## INSTRUCTIONS FOR THE TASK
Render every line of the records below as a numbered list, leaving out blank lines and pictures.

[Some records]

-.-.-

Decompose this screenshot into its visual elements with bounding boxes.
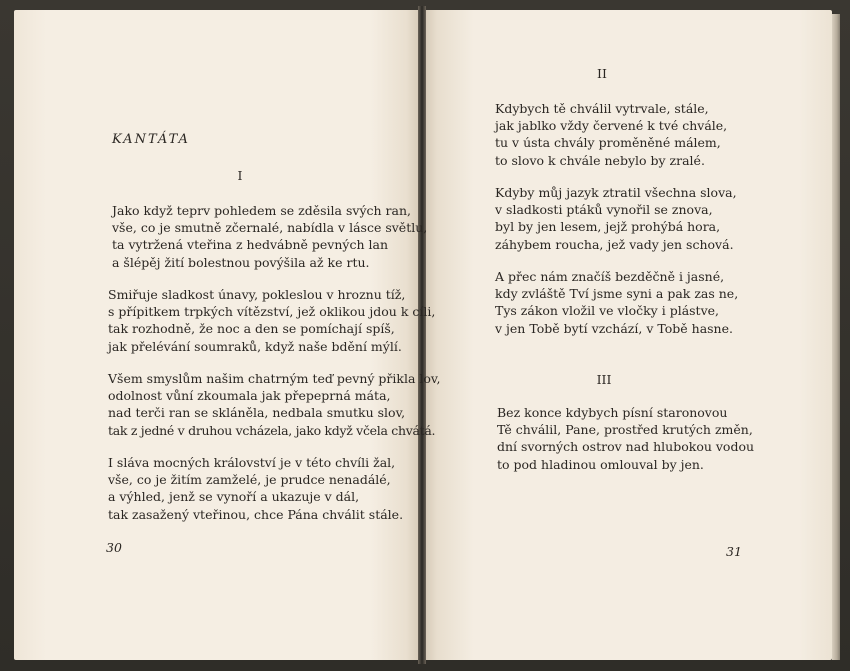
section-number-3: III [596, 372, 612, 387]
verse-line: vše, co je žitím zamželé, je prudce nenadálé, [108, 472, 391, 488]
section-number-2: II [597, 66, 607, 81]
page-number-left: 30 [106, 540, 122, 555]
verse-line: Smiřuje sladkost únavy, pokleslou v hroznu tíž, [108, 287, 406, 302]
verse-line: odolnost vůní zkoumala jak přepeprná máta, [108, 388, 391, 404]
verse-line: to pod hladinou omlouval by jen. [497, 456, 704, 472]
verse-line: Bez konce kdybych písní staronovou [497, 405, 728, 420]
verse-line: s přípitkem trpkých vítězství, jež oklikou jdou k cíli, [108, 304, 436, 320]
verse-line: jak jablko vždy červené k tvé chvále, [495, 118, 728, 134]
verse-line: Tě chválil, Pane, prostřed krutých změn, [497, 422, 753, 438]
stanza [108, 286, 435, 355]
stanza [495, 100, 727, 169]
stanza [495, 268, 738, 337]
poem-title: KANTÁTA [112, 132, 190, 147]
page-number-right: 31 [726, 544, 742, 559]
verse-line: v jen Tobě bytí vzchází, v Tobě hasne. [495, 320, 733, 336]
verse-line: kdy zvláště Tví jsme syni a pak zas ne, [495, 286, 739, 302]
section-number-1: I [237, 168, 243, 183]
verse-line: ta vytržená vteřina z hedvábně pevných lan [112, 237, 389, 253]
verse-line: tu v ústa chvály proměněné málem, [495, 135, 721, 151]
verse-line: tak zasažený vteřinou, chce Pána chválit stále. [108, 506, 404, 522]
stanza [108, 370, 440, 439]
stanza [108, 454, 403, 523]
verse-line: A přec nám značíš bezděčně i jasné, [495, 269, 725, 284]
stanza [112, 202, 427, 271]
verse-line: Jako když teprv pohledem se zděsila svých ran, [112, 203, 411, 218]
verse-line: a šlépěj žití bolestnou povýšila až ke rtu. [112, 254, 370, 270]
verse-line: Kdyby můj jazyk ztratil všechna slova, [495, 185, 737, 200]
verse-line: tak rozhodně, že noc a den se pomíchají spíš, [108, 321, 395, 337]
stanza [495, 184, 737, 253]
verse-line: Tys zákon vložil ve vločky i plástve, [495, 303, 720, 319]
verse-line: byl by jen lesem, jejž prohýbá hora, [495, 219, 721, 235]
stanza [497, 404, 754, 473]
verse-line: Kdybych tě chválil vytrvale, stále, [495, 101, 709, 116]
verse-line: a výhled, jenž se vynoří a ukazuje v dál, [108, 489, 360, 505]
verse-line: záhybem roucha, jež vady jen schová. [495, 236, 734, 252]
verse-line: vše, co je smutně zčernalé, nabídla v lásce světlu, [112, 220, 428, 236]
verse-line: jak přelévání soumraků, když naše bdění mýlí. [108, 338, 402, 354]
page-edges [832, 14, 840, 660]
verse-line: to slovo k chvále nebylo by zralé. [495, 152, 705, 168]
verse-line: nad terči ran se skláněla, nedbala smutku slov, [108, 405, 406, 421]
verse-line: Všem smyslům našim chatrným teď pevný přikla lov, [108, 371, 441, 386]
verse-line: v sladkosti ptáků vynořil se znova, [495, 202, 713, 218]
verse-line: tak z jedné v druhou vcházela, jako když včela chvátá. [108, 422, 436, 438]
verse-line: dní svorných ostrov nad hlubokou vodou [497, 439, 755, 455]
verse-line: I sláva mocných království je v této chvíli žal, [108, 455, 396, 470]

-.-.-

## FINAL RESULT
1. Decompose this screenshot into its visual elements with bounding boxes.
2. section-number-3: III [596, 372, 612, 387]
3. verse-line: vše, co je žitím zamželé, je prudce nenadálé, [108, 472, 391, 488]
4. section-number-2: II [597, 66, 607, 81]
5. page-number-left: 30 [106, 540, 122, 555]
6. verse-line: Smiřuje sladkost únavy, pokleslou v hroznu tíž, [108, 287, 406, 302]
7. verse-line: odolnost vůní zkoumala jak přepeprná máta, [108, 388, 391, 404]
8. verse-line: to pod hladinou omlouval by jen. [497, 456, 704, 472]
9. verse-line: Bez konce kdybych písní staronovou [497, 405, 728, 420]
10. verse-line: s přípitkem trpkých vítězství, jež oklikou jdou k cíli, [108, 304, 436, 320]
11. verse-line: jak jablko vždy červené k tvé chvále, [495, 118, 728, 134]
12. verse-line: Tě chválil, Pane, prostřed krutých změn, [497, 422, 753, 438]
13. stanza [108, 286, 435, 355]
14. stanza [495, 100, 727, 169]
15. stanza [495, 268, 738, 337]
16. poem-title: KANTÁTA [112, 132, 190, 147]
17. page-number-right: 31 [726, 544, 742, 559]
18. verse-line: v jen Tobě bytí vzchází, v Tobě hasne. [495, 320, 733, 336]
19. verse-line: kdy zvláště Tví jsme syni a pak zas ne, [495, 286, 739, 302]
20. section-number-1: I [237, 168, 243, 183]
21. verse-line: ta vytržená vteřina z hedvábně pevných lan [112, 237, 389, 253]
22. verse-line: tu v ústa chvály proměněné málem, [495, 135, 721, 151]
23. verse-line: tak zasažený vteřinou, chce Pána chválit stále. [108, 506, 404, 522]
24. stanza [108, 370, 440, 439]
25. stanza [108, 454, 403, 523]
26. verse-line: A přec nám značíš bezděčně i jasné, [495, 269, 725, 284]
27. stanza [112, 202, 427, 271]
28. verse-line: Jako když teprv pohledem se zděsila svých ran, [112, 203, 411, 218]
29. verse-line: a šlépěj žití bolestnou povýšila až ke rtu. [112, 254, 370, 270]
30. verse-line: Kdyby můj jazyk ztratil všechna slova, [495, 185, 737, 200]
31. verse-line: tak rozhodně, že noc a den se pomíchají spíš, [108, 321, 395, 337]
32. stanza [495, 184, 737, 253]
33. verse-line: Tys zákon vložil ve vločky i plástve, [495, 303, 720, 319]
34. verse-line: byl by jen lesem, jejž prohýbá hora, [495, 219, 721, 235]
35. stanza [497, 404, 754, 473]
36. verse-line: Kdybych tě chválil vytrvale, stále, [495, 101, 709, 116]
37. verse-line: a výhled, jenž se vynoří a ukazuje v dál, [108, 489, 360, 505]
38. verse-line: záhybem roucha, jež vady jen schová. [495, 236, 734, 252]
39. verse-line: vše, co je smutně zčernalé, nabídla v lásce světlu, [112, 220, 428, 236]
40. verse-line: jak přelévání soumraků, když naše bdění mýlí. [108, 338, 402, 354]
41. page-edges [832, 14, 840, 660]
42. verse-line: to slovo k chvále nebylo by zralé. [495, 152, 705, 168]
43. verse-line: nad terči ran se skláněla, nedbala smutku slov, [108, 405, 406, 421]
44. verse-line: Všem smyslům našim chatrným teď pevný přikla lov, [108, 371, 441, 386]
45. verse-line: v sladkosti ptáků vynořil se znova, [495, 202, 713, 218]
46. verse-line: tak z jedné v druhou vcházela, jako když včela chvátá. [108, 422, 436, 438]
47. verse-line: dní svorných ostrov nad hlubokou vodou [497, 439, 755, 455]
48. verse-line: I sláva mocných království je v této chvíli žal, [108, 455, 396, 470]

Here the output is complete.